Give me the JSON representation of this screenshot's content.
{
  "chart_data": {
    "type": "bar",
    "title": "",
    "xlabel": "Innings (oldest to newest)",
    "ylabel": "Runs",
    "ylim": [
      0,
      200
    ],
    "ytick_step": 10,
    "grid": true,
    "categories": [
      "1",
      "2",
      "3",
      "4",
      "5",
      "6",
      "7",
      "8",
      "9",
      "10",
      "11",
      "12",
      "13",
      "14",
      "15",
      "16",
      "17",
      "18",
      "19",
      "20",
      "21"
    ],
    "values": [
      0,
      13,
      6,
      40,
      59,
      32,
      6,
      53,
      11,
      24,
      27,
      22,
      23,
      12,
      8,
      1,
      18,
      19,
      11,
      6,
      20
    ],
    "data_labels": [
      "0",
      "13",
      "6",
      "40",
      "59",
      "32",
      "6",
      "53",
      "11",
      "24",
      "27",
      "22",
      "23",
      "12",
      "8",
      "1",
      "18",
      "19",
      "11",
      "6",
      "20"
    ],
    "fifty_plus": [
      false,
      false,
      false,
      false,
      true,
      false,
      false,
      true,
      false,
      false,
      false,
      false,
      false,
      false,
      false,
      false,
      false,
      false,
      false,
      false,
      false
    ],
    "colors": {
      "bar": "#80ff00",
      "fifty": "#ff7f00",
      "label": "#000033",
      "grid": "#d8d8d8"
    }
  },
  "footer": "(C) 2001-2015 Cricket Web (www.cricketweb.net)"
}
....................
Could you quote the material above in full, exactly as it stands?

Give me the JSON representation of this screenshot's content.
{
  "chart_data": {
    "type": "bar",
    "title": "",
    "xlabel": "Innings (oldest to newest)",
    "ylabel": "Runs",
    "ylim": [
      0,
      200
    ],
    "ytick_step": 10,
    "grid": true,
    "categories": [
      "1",
      "2",
      "3",
      "4",
      "5",
      "6",
      "7",
      "8",
      "9",
      "10",
      "11",
      "12",
      "13",
      "14",
      "15",
      "16",
      "17",
      "18",
      "19",
      "20",
      "21"
    ],
    "values": [
      0,
      13,
      6,
      40,
      59,
      32,
      6,
      53,
      11,
      24,
      27,
      22,
      23,
      12,
      8,
      1,
      18,
      19,
      11,
      6,
      20
    ],
    "data_labels": [
      "0",
      "13",
      "6",
      "40",
      "59",
      "32",
      "6",
      "53",
      "11",
      "24",
      "27",
      "22",
      "23",
      "12",
      "8",
      "1",
      "18",
      "19",
      "11",
      "6",
      "20"
    ],
    "fifty_plus": [
      false,
      false,
      false,
      false,
      true,
      false,
      false,
      true,
      false,
      false,
      false,
      false,
      false,
      false,
      false,
      false,
      false,
      false,
      false,
      false,
      false
    ],
    "colors": {
      "bar": "#80ff00",
      "fifty": "#ff7f00",
      "label": "#000033",
      "grid": "#d8d8d8"
    }
  },
  "footer": "(C) 2001-2015 Cricket Web (www.cricketweb.net)"
}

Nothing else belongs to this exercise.